**Set task:** Find and copy each line of the records where the string "적색산화철" shows up.

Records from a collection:

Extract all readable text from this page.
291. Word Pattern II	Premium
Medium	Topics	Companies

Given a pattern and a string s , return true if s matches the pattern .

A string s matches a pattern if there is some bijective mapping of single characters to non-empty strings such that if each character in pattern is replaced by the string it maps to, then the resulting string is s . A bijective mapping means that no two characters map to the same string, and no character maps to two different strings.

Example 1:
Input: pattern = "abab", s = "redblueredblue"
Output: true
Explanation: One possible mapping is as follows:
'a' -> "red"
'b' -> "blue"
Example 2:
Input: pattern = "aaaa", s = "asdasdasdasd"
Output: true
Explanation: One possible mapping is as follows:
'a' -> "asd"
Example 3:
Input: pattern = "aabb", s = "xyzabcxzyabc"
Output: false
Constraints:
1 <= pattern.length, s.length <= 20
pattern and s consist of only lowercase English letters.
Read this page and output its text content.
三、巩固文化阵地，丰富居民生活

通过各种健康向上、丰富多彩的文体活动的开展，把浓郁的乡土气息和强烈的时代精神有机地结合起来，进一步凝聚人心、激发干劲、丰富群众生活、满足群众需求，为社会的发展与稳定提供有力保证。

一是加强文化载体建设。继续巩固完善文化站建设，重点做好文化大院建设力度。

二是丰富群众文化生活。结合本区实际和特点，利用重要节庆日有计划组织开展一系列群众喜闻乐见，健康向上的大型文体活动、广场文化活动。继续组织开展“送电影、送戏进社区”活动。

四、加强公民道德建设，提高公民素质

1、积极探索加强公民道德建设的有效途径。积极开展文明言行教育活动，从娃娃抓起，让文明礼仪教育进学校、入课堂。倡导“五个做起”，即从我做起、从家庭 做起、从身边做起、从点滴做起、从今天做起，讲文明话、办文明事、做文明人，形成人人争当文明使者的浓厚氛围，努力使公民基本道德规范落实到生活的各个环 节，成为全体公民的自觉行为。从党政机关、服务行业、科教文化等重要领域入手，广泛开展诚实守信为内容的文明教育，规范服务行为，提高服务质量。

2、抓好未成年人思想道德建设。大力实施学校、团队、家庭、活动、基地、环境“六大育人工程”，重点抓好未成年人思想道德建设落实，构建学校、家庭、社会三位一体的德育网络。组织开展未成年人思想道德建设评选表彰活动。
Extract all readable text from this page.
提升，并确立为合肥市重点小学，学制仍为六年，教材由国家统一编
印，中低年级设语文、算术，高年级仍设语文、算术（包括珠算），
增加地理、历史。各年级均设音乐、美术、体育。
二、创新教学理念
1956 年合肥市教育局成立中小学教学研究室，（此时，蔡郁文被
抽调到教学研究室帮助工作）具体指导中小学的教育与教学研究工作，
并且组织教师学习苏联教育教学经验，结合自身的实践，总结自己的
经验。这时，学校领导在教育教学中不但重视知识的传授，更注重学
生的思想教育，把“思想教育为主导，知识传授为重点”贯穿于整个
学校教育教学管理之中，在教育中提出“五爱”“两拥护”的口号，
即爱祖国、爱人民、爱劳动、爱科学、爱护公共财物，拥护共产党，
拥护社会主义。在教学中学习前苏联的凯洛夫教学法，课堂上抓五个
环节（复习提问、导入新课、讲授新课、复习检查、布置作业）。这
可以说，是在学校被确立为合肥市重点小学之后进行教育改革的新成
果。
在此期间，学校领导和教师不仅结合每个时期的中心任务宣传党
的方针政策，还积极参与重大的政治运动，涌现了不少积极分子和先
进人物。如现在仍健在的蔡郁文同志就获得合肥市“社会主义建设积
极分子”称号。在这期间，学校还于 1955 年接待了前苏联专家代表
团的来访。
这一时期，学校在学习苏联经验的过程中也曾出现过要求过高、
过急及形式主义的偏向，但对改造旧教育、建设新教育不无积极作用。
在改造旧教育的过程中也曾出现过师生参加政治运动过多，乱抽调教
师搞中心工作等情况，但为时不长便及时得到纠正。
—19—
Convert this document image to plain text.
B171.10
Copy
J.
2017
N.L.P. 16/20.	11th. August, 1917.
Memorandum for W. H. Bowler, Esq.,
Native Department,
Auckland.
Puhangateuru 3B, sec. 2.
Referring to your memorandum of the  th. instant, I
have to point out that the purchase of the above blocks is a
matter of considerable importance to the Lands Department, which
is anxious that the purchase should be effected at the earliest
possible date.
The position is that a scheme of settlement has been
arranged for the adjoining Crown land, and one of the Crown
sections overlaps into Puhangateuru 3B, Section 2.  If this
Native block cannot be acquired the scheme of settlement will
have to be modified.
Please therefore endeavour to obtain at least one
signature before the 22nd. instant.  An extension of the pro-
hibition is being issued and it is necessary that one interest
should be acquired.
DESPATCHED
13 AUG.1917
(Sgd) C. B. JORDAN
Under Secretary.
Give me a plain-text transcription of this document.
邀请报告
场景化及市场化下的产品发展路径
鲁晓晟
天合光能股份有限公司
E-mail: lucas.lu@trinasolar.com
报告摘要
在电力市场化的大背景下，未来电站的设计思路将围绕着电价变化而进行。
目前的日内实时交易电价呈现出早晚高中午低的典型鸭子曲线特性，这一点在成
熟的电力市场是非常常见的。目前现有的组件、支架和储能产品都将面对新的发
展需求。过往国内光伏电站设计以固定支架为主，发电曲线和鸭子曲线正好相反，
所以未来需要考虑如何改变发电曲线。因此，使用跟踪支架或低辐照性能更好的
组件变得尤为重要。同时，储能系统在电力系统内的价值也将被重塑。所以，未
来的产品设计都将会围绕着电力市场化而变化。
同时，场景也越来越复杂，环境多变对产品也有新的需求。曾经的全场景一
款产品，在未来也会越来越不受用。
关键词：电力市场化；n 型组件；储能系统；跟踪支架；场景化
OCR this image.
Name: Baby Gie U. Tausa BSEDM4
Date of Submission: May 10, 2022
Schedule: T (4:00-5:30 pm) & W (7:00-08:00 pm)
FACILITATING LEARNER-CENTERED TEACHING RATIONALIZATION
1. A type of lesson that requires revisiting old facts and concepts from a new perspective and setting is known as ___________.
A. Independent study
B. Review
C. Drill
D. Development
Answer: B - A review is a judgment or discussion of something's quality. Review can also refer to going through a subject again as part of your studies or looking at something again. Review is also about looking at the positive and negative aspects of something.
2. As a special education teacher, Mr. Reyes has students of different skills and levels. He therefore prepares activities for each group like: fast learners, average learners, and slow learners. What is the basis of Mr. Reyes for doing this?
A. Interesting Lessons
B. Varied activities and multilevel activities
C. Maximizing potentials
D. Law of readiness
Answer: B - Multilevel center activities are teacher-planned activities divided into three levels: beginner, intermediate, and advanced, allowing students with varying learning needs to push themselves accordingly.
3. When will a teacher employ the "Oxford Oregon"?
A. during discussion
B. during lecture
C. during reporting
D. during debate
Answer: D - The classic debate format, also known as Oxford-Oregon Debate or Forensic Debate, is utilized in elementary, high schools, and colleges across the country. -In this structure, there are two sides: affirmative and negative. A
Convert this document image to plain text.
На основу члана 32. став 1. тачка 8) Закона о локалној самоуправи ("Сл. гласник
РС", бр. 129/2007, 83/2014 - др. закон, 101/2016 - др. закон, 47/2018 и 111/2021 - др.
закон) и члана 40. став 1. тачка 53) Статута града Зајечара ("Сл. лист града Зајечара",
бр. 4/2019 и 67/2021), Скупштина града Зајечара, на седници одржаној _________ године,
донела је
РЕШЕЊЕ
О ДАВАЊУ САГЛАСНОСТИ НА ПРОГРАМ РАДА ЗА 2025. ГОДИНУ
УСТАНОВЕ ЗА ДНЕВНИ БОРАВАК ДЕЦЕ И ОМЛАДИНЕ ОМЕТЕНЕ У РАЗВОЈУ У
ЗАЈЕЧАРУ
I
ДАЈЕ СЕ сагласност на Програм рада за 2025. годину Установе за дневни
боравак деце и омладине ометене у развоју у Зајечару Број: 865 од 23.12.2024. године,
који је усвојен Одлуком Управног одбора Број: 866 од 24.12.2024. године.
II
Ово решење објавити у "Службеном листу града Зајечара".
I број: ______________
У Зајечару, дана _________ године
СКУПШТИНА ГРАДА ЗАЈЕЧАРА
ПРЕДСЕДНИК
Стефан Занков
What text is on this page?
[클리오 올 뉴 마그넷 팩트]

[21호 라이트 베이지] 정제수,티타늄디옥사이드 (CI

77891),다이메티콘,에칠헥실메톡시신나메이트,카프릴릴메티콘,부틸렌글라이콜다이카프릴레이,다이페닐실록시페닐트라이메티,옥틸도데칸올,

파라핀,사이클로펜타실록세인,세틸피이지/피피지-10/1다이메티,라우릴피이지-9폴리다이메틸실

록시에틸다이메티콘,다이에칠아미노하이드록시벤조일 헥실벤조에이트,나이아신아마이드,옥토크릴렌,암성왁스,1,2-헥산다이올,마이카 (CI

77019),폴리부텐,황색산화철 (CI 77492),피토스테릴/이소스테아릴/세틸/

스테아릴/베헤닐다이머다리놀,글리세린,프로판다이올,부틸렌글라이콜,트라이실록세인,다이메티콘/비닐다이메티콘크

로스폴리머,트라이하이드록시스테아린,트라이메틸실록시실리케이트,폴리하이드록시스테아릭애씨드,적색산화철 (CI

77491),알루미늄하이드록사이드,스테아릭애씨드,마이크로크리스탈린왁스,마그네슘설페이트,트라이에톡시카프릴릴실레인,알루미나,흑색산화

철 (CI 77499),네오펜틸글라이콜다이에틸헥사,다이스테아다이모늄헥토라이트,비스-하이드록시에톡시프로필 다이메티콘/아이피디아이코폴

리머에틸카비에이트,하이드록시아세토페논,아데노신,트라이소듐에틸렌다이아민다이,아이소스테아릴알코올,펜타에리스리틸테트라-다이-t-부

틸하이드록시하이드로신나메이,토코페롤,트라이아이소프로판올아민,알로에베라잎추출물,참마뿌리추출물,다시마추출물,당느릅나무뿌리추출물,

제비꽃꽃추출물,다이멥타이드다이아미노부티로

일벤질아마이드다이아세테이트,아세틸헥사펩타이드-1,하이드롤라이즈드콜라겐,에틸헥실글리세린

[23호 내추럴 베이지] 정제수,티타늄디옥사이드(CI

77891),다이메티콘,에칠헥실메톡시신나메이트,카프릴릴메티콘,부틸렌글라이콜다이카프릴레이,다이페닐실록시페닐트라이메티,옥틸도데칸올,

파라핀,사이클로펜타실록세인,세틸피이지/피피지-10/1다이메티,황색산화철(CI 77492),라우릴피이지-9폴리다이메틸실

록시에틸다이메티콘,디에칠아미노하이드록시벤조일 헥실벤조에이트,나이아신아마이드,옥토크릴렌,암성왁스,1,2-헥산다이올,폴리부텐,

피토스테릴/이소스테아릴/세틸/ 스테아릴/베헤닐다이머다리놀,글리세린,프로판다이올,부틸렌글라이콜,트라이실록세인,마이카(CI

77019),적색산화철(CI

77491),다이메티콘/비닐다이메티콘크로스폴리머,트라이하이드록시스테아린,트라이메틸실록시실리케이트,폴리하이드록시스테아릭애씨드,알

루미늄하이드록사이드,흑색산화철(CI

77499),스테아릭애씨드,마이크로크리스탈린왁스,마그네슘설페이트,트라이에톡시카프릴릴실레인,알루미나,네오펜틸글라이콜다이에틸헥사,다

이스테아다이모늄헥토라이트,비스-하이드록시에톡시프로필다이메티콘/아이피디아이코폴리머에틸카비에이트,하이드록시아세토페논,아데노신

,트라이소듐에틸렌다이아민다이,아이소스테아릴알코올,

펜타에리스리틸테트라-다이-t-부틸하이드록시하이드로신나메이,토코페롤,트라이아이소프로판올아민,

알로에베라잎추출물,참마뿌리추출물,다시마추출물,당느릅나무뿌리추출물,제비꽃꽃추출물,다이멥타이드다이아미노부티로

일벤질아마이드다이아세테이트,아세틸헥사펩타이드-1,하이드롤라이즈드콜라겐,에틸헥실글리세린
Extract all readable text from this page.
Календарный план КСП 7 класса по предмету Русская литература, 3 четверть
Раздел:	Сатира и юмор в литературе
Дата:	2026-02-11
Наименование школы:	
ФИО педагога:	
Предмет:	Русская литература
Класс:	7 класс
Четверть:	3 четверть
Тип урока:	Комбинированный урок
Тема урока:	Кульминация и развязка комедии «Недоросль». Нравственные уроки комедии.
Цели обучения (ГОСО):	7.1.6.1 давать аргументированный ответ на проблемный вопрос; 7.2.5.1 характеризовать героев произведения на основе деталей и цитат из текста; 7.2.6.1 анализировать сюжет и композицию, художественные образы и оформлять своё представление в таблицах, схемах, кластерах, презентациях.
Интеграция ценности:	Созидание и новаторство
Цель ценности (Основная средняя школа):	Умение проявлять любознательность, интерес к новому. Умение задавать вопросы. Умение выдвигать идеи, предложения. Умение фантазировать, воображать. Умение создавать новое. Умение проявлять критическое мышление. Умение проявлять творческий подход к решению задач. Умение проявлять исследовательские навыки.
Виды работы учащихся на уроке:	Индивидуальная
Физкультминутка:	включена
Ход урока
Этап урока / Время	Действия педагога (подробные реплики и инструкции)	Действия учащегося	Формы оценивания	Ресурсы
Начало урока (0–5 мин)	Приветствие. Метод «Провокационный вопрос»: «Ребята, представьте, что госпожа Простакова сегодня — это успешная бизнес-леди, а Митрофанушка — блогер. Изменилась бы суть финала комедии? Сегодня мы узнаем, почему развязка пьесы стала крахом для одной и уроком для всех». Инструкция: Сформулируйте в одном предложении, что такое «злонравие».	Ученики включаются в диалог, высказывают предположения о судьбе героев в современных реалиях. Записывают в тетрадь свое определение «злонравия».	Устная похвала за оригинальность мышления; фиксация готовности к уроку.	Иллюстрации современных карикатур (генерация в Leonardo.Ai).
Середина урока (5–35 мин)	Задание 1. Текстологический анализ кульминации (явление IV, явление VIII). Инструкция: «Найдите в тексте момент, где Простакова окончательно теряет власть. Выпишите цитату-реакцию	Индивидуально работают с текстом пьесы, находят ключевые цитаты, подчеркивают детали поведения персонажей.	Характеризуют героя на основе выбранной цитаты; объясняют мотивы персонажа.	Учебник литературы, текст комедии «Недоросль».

**Exercise response:**
로스폴리머,트라이하이드록시스테아린,트라이메틸실록시실리케이트,폴리하이드록시스테아릭애씨드,적색산화철 (CI
77019),적색산화철(CI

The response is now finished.